PROBLEM DETAILS
Gather up the lines that contain "JSON".

● ● ● ● ●

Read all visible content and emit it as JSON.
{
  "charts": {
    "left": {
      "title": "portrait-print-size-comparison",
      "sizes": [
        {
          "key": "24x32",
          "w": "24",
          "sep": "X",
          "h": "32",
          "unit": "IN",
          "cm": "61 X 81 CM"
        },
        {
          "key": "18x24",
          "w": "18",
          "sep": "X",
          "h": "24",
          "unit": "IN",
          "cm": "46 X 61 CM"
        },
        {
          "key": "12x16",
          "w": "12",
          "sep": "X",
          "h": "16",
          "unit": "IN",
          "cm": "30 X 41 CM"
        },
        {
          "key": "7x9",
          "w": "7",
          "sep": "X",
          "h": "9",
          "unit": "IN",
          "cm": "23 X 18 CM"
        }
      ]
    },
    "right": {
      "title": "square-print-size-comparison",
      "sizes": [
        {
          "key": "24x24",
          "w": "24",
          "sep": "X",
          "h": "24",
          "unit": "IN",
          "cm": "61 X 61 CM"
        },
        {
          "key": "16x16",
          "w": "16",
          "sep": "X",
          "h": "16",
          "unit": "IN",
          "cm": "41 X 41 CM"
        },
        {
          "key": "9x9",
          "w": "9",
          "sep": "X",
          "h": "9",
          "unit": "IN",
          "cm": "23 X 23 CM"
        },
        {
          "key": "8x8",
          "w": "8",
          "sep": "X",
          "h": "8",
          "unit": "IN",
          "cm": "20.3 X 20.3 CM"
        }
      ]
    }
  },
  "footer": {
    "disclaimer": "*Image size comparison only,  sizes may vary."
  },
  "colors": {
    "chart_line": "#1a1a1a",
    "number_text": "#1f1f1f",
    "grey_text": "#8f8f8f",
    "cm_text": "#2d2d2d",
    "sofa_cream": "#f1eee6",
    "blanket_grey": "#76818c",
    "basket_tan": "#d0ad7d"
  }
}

● ● ● ● ●

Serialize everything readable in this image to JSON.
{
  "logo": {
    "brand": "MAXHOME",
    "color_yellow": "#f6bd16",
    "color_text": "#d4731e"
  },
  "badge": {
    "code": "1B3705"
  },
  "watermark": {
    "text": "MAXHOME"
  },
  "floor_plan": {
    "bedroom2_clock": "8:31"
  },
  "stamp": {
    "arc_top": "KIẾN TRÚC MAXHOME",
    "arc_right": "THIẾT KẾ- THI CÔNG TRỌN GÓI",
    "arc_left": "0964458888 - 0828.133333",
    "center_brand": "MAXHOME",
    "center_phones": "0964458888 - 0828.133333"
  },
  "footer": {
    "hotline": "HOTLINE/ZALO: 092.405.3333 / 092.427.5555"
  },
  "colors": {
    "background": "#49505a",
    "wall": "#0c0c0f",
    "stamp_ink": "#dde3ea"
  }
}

● ● ● ● ●

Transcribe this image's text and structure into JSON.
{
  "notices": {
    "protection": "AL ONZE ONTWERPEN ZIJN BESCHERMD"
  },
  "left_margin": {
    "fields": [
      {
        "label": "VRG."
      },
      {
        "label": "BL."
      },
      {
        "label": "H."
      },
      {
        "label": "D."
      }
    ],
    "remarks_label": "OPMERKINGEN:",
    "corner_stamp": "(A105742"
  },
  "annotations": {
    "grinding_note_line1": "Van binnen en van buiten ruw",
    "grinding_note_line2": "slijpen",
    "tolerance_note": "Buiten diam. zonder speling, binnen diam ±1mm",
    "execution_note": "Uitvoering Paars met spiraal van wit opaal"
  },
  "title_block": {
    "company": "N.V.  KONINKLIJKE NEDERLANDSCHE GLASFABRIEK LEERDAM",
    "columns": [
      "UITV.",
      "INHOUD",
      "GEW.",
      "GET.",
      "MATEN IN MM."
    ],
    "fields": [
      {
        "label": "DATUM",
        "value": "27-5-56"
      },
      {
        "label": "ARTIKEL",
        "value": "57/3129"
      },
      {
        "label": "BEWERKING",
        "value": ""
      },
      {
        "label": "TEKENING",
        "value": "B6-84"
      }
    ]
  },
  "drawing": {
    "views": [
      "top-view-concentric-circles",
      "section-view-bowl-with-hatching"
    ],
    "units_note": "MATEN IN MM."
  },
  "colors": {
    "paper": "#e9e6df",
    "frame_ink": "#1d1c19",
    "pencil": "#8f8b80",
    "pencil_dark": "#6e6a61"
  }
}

● ● ● ● ●

ANSWER FOR THIS EXERCISE
Read all visible content and emit it as JSON.
Serialize everything readable in this image to JSON.
Transcribe this image's text and structure into JSON.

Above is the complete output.